Begin

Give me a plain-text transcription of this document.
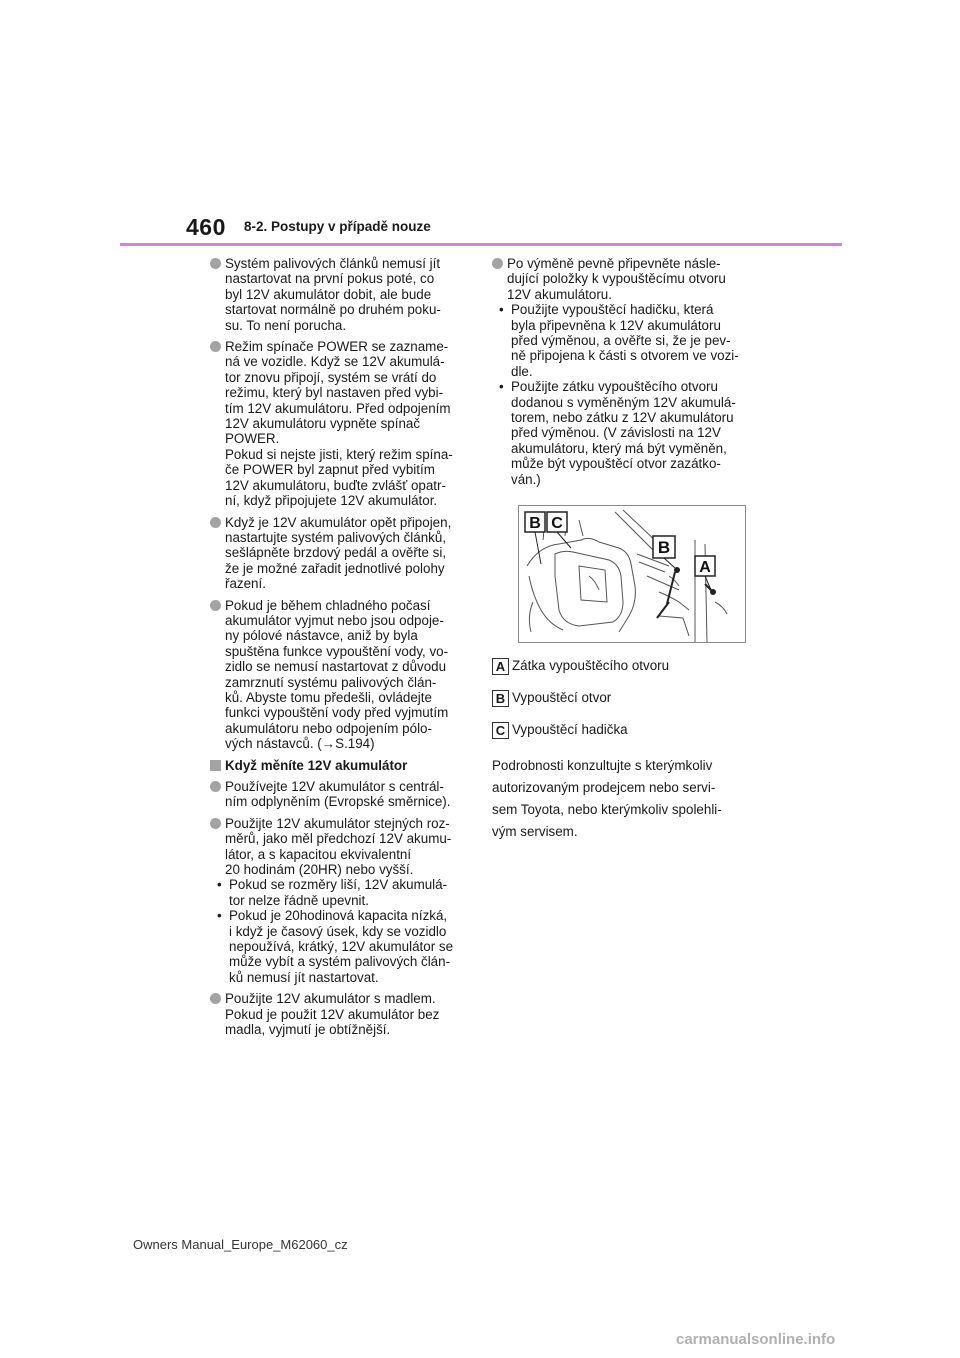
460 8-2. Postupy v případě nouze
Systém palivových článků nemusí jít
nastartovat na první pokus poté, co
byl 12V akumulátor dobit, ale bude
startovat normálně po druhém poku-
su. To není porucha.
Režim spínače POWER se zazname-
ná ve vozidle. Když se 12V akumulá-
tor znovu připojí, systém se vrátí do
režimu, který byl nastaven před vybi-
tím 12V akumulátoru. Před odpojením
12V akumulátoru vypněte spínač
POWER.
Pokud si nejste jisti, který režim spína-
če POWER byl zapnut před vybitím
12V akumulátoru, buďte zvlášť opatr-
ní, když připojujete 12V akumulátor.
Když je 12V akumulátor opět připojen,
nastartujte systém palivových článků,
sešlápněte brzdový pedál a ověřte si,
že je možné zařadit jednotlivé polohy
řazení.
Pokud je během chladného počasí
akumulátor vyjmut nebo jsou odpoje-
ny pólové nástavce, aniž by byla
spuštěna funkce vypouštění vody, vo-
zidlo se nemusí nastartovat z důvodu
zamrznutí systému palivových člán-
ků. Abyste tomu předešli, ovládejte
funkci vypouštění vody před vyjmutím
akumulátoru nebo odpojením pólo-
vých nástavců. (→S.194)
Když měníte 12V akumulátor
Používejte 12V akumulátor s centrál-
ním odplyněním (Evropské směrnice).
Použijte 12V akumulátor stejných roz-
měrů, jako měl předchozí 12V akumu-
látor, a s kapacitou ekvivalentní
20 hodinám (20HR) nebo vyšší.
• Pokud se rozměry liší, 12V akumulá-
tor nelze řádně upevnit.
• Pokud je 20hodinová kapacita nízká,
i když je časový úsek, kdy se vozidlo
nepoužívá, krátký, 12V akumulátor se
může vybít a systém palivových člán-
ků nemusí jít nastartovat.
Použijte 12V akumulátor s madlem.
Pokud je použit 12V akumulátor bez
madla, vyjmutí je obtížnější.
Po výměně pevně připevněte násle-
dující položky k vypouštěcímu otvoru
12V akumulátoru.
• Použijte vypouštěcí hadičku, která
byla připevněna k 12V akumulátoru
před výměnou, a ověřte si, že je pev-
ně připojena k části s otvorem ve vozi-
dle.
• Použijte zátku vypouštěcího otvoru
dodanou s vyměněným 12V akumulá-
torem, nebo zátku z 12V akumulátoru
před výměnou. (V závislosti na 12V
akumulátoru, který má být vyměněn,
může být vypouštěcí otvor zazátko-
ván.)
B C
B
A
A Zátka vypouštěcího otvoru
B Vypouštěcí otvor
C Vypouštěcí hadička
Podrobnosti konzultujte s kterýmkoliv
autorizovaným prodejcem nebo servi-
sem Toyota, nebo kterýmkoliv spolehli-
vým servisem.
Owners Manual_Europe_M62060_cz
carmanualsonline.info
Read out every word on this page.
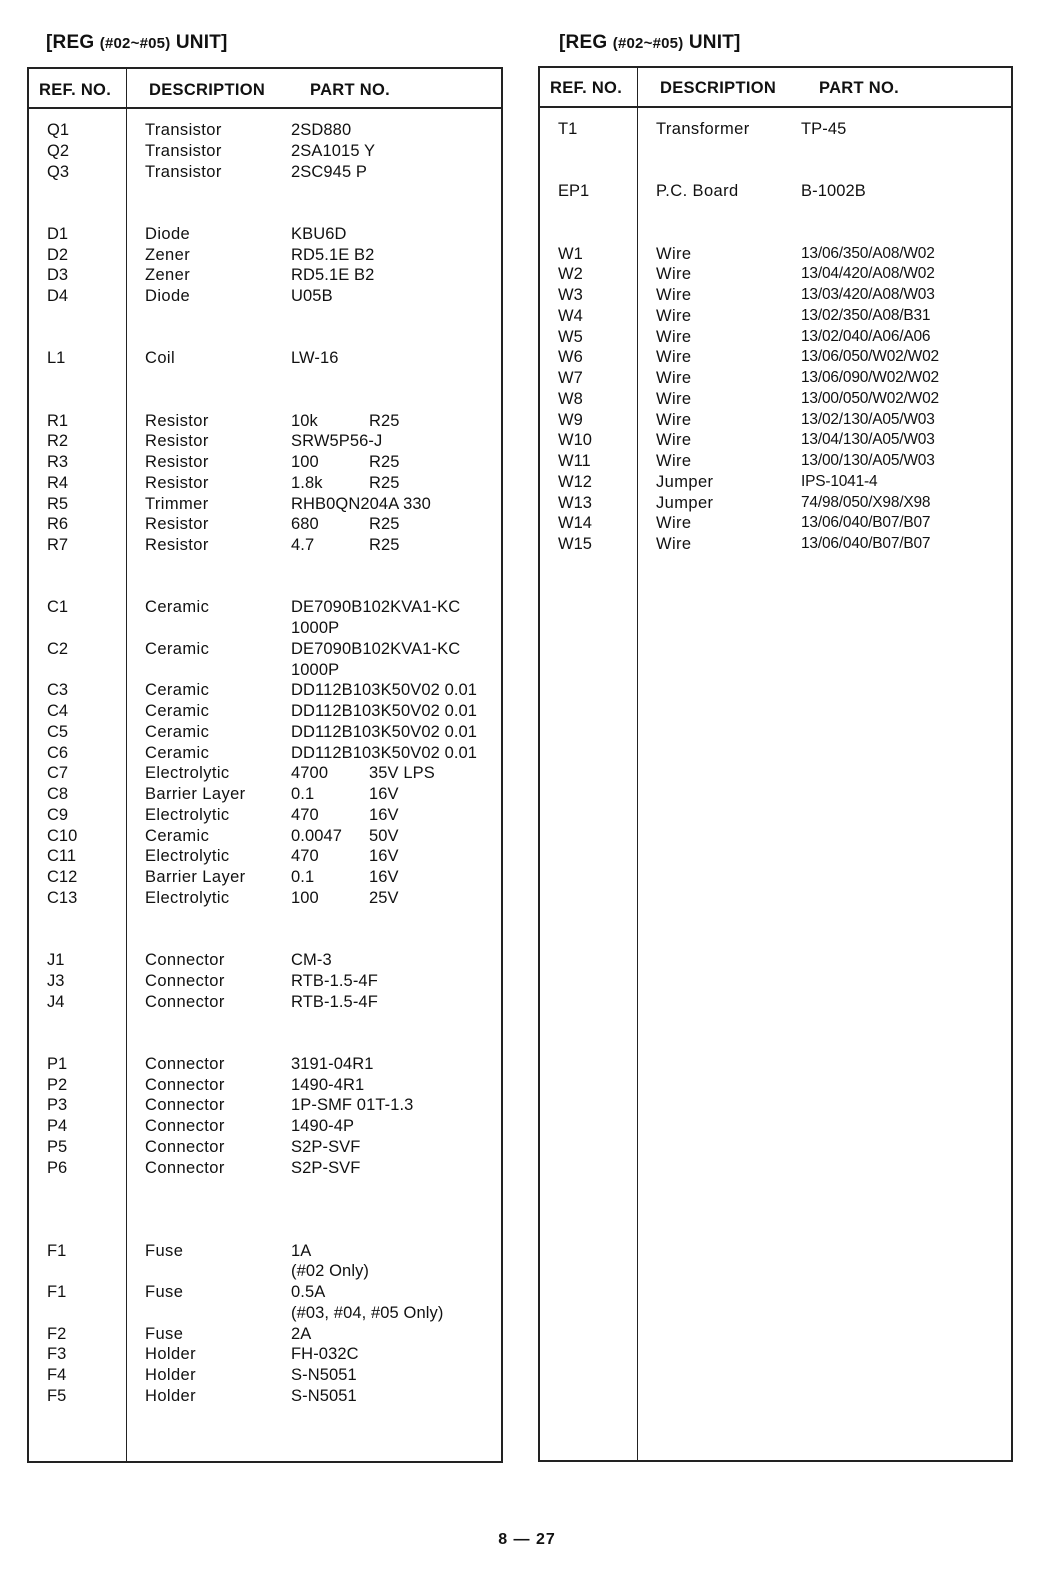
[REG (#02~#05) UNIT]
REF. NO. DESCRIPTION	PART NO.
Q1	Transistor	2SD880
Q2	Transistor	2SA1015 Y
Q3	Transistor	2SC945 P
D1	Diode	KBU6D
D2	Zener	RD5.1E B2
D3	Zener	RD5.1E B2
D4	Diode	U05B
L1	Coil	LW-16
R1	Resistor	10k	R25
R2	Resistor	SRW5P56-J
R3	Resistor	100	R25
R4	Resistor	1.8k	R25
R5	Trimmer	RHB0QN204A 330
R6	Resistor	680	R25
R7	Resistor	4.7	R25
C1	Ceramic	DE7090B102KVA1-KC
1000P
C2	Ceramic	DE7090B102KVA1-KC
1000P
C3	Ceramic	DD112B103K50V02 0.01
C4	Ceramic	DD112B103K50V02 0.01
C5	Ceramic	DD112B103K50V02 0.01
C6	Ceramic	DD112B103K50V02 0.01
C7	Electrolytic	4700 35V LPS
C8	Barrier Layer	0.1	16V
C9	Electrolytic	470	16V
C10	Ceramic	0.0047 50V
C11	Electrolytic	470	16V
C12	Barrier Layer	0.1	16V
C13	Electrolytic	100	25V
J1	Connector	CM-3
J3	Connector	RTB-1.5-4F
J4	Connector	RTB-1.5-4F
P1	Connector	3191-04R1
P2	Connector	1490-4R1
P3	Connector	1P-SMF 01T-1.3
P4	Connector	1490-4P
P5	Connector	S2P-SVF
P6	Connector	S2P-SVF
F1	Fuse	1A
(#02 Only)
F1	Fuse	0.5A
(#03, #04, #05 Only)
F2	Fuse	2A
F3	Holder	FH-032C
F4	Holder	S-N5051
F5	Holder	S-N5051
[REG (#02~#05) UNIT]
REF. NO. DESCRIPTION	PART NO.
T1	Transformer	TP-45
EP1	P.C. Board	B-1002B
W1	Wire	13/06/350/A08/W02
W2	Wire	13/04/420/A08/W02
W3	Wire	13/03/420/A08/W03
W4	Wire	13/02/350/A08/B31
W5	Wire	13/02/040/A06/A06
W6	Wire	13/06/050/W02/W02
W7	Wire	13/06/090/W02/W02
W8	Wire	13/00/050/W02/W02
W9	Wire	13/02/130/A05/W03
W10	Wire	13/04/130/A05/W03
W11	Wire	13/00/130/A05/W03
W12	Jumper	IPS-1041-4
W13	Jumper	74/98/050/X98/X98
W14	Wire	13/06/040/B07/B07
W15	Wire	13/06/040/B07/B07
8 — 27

End
Begin

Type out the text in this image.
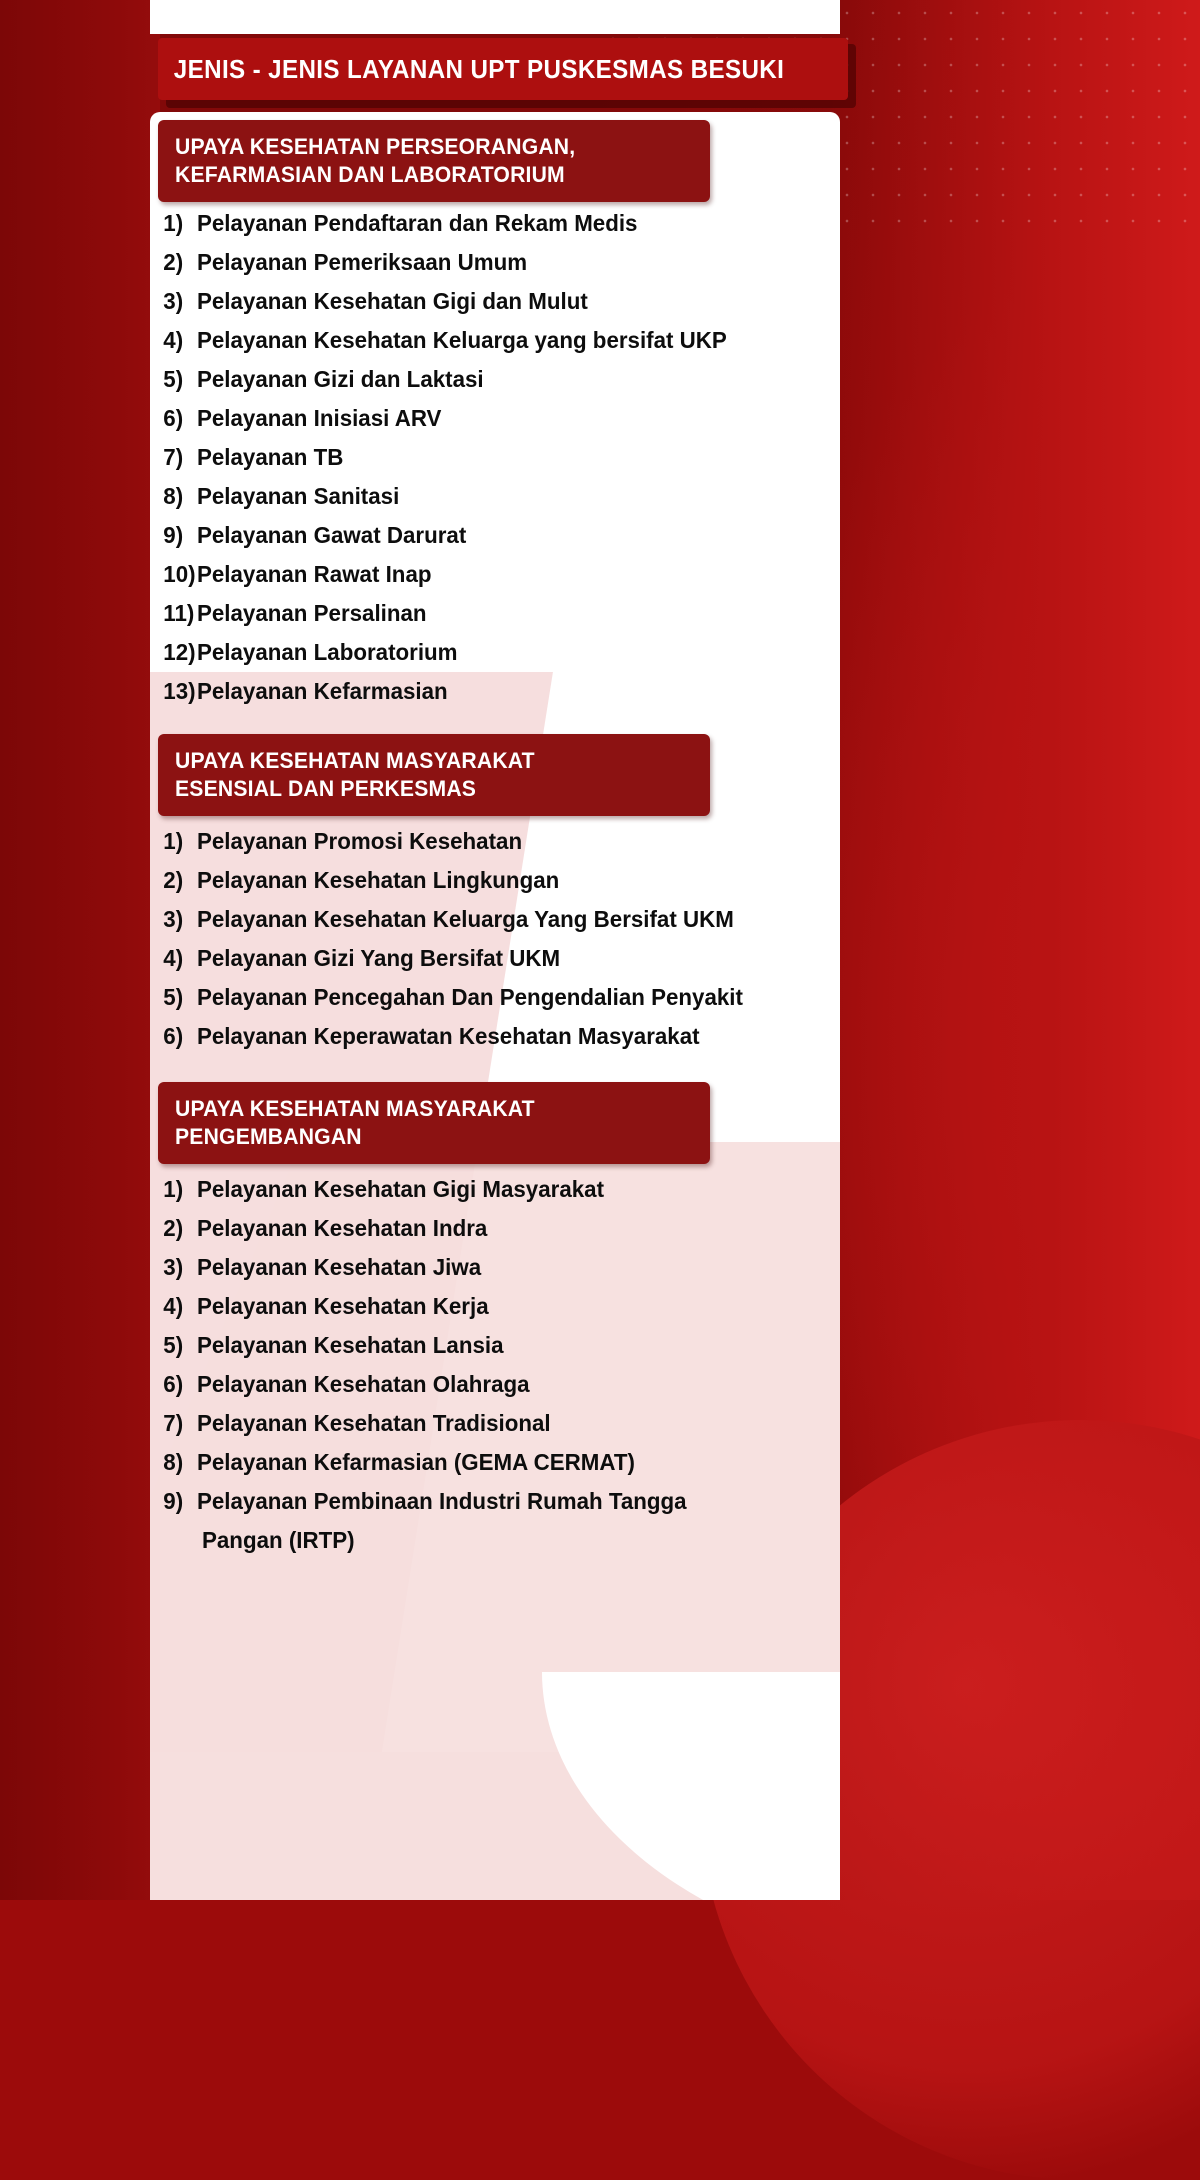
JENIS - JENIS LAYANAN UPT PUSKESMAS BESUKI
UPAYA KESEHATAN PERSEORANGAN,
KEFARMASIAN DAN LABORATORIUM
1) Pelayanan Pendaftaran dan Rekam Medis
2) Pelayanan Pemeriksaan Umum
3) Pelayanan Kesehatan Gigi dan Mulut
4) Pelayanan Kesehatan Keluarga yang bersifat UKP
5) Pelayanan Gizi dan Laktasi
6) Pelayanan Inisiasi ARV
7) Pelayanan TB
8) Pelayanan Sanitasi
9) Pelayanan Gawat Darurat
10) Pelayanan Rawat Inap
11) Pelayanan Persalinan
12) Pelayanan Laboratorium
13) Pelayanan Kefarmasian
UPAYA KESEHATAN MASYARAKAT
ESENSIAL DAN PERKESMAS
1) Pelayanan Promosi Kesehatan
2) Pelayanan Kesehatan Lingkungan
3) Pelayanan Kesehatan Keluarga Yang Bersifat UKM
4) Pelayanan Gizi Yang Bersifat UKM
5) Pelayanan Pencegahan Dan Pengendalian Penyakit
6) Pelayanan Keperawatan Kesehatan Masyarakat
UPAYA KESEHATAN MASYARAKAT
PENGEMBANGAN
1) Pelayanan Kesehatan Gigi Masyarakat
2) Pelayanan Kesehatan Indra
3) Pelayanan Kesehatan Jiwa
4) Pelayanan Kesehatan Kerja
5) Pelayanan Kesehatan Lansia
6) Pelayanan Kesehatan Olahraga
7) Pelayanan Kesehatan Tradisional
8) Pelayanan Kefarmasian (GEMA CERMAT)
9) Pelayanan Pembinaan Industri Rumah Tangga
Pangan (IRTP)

End

Short problem:
From the entries above, copy every line that holds the word "Resistor".

Expected output:
R1	Resistor	10k	R25
R2	Resistor	SRW5P56-J
R3	Resistor	100	R25
R4	Resistor	1.8k	R25
R6	Resistor	680	R25
R7	Resistor	4.7	R25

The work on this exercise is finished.